#### [Short problem]
Tally the lines that contain "content" and report the total alone.

##### Exercise input #####

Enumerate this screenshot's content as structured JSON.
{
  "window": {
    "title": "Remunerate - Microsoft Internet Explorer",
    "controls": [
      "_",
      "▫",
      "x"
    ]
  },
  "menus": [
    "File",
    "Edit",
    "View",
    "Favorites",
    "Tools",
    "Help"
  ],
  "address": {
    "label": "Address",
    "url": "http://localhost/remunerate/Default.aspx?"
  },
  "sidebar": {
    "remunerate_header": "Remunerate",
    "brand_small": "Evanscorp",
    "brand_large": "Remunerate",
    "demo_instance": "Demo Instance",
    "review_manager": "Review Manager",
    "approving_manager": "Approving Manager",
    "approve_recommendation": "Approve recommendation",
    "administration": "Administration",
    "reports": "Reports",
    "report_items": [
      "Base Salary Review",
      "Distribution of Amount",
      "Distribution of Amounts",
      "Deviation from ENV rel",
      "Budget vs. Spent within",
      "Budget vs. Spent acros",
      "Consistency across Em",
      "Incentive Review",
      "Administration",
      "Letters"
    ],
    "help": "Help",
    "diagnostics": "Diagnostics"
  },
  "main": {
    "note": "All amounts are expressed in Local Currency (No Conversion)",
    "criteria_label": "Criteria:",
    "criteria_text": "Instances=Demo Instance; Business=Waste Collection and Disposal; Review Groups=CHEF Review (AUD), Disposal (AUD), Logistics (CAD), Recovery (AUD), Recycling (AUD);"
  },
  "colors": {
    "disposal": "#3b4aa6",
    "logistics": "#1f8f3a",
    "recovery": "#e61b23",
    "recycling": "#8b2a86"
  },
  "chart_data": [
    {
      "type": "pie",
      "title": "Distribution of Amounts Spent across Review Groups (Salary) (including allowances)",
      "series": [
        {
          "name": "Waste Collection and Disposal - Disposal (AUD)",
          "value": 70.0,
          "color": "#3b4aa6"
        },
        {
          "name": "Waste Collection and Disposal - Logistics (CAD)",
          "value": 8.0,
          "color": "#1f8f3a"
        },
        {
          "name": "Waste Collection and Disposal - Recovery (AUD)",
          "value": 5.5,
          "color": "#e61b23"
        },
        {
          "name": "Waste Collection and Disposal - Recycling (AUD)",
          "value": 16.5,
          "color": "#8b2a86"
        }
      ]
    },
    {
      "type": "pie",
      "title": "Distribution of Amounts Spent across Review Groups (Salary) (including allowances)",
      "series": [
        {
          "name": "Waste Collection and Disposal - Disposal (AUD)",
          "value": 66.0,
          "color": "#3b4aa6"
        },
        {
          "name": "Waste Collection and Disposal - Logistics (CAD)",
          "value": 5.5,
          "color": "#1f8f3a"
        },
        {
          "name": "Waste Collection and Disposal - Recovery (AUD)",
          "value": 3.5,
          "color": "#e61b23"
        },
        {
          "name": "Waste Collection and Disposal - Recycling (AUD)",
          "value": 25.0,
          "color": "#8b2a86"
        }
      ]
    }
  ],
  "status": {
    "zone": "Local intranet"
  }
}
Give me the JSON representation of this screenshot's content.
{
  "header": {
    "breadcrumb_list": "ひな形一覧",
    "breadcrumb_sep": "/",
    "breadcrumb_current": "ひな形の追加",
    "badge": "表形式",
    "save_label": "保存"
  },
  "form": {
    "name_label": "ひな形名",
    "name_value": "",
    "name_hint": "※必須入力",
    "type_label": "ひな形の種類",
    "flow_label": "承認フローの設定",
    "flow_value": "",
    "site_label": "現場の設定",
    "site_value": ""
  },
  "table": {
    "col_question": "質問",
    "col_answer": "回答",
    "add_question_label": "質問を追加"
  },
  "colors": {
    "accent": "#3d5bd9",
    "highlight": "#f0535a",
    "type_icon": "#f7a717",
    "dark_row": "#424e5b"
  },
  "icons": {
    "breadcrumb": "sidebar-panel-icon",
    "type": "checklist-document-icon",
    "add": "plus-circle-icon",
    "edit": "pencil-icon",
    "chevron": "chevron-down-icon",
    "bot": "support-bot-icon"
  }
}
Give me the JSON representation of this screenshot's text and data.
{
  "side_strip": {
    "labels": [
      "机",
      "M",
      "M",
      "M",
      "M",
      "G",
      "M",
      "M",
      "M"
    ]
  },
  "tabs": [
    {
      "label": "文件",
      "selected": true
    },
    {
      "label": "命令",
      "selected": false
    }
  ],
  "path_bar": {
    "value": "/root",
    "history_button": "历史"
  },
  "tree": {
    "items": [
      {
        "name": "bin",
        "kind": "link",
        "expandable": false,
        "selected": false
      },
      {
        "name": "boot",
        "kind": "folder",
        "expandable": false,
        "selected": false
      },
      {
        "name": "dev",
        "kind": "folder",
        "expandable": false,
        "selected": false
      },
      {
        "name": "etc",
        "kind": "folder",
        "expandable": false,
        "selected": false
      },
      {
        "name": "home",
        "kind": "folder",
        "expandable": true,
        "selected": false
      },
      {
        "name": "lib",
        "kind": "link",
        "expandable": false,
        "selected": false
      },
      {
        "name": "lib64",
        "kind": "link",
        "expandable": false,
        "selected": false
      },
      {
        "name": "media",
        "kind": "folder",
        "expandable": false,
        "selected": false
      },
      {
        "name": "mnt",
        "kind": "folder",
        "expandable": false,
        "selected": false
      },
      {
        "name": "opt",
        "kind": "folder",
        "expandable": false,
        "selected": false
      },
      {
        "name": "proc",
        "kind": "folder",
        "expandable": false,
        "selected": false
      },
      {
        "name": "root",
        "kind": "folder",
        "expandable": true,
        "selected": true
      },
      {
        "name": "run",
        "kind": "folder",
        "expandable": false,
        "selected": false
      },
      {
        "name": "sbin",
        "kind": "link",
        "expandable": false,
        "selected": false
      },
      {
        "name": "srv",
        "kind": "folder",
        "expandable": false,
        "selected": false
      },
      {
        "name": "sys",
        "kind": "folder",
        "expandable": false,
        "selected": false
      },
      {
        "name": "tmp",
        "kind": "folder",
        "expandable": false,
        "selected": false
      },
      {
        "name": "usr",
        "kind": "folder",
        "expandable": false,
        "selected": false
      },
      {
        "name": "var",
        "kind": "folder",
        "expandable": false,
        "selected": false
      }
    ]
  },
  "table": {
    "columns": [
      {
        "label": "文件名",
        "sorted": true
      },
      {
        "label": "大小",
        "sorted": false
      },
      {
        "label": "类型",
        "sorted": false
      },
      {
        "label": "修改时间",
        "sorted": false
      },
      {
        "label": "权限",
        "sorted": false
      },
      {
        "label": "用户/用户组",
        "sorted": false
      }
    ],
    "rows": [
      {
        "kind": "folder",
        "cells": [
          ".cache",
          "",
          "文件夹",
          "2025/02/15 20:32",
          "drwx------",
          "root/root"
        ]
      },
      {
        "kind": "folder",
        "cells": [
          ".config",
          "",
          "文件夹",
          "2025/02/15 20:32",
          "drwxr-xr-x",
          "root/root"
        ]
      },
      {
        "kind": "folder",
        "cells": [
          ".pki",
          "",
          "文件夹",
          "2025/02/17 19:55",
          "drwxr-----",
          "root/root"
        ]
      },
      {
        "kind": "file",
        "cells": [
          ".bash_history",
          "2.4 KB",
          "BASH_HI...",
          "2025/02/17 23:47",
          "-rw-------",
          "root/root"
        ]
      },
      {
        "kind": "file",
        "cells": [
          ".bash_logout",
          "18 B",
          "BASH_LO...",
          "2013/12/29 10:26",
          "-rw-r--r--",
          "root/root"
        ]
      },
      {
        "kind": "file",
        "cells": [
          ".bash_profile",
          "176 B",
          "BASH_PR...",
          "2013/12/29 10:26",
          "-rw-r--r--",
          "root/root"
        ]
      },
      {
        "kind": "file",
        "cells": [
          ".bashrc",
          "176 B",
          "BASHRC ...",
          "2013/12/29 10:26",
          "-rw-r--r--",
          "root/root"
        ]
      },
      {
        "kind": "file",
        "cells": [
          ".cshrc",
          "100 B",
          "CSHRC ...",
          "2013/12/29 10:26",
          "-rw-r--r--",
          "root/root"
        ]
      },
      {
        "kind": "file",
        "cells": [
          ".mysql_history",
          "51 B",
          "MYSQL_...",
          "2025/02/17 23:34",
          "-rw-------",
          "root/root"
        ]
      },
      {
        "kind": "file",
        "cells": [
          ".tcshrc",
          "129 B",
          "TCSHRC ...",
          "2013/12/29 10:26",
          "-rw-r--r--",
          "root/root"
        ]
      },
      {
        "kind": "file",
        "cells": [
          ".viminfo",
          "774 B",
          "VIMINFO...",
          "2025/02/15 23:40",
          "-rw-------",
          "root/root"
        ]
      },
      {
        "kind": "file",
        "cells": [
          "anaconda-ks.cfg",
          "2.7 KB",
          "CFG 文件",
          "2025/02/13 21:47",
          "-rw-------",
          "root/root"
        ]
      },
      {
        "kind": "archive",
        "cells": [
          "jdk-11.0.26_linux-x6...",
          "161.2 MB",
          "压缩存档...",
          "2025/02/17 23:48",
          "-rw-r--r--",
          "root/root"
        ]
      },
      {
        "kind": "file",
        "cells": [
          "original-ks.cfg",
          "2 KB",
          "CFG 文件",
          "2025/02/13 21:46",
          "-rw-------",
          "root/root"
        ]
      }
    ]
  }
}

#####

#### [Solution to the problem]
2